■ GIVEN INFORMATION:
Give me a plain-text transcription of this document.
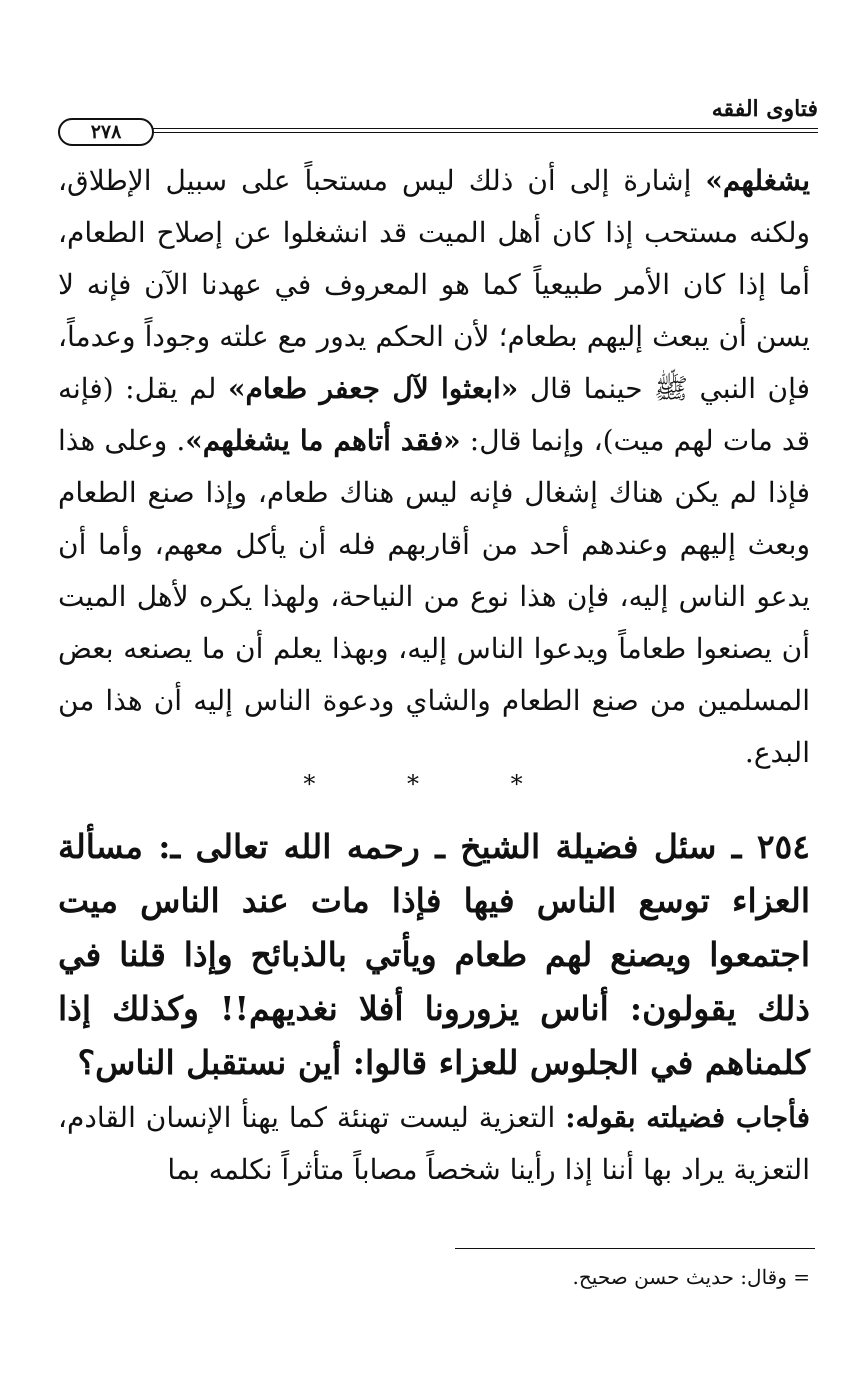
فتاوى الفقه
٢٧٨
يشغلهم» إشارة إلى أن ذلك ليس مستحباً على سبيل الإطلاق، ولكنه مستحب إذا كان أهل الميت قد انشغلوا عن إصلاح الطعام، أما إذا كان الأمر طبيعياً كما هو المعروف في عهدنا الآن فإنه لا يسن أن يبعث إليهم بطعام؛ لأن الحكم يدور مع علته وجوداً وعدماً، فإن النبي ﷺ حينما قال «ابعثوا لآل جعفر طعام» لم يقل: (فإنه قد مات لهم ميت)، وإنما قال: «فقد أتاهم ما يشغلهم». وعلى هذا فإذا لم يكن هناك إشغال فإنه ليس هناك طعام، وإذا صنع الطعام وبعث إليهم وعندهم أحد من أقاربهم فله أن يأكل معهم، وأما أن يدعو الناس إليه، فإن هذا نوع من النياحة، ولهذا يكره لأهل الميت أن يصنعوا طعاماً ويدعوا الناس إليه، وبهذا يعلم أن ما يصنعه بعض المسلمين من صنع الطعام والشاي ودعوة الناس إليه أن هذا من البدع.
* * *
٢٥٤ ـ سئل فضيلة الشيخ ـ رحمه الله تعالى ـ: مسألة العزاء توسع الناس فيها فإذا مات عند الناس ميت اجتمعوا ويصنع لهم طعام ويأتي بالذبائح وإذا قلنا في ذلك يقولون: أناس يزورونا أفلا نغديهم!! وكذلك إذا كلمناهم في الجلوس للعزاء قالوا: أين نستقبل الناس؟
فأجاب فضيلته بقوله: التعزية ليست تهنئة كما يهنأ الإنسان القادم، التعزية يراد بها أننا إذا رأينا شخصاً مصاباً متأثراً نكلمه بما
= وقال: حديث حسن صحيح.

■ WHAT THE TASK REQUIRES: All the records need to be repeated exactly, with the images dropped.

■ SOLUTION:
Give me a plain-text transcription of this document.
فتاوى الفقه
٢٧٨
يشغلهم» إشارة إلى أن ذلك ليس مستحباً على سبيل الإطلاق، ولكنه مستحب إذا كان أهل الميت قد انشغلوا عن إصلاح الطعام، أما إذا كان الأمر طبيعياً كما هو المعروف في عهدنا الآن فإنه لا يسن أن يبعث إليهم بطعام؛ لأن الحكم يدور مع علته وجوداً وعدماً، فإن النبي ﷺ حينما قال «ابعثوا لآل جعفر طعام» لم يقل: (فإنه قد مات لهم ميت)، وإنما قال: «فقد أتاهم ما يشغلهم». وعلى هذا فإذا لم يكن هناك إشغال فإنه ليس هناك طعام، وإذا صنع الطعام وبعث إليهم وعندهم أحد من أقاربهم فله أن يأكل معهم، وأما أن يدعو الناس إليه، فإن هذا نوع من النياحة، ولهذا يكره لأهل الميت أن يصنعوا طعاماً ويدعوا الناس إليه، وبهذا يعلم أن ما يصنعه بعض المسلمين من صنع الطعام والشاي ودعوة الناس إليه أن هذا من البدع.
* * *
٢٥٤ ـ سئل فضيلة الشيخ ـ رحمه الله تعالى ـ: مسألة العزاء توسع الناس فيها فإذا مات عند الناس ميت اجتمعوا ويصنع لهم طعام ويأتي بالذبائح وإذا قلنا في ذلك يقولون: أناس يزورونا أفلا نغديهم!! وكذلك إذا كلمناهم في الجلوس للعزاء قالوا: أين نستقبل الناس؟
فأجاب فضيلته بقوله: التعزية ليست تهنئة كما يهنأ الإنسان القادم، التعزية يراد بها أننا إذا رأينا شخصاً مصاباً متأثراً نكلمه بما
= وقال: حديث حسن صحيح.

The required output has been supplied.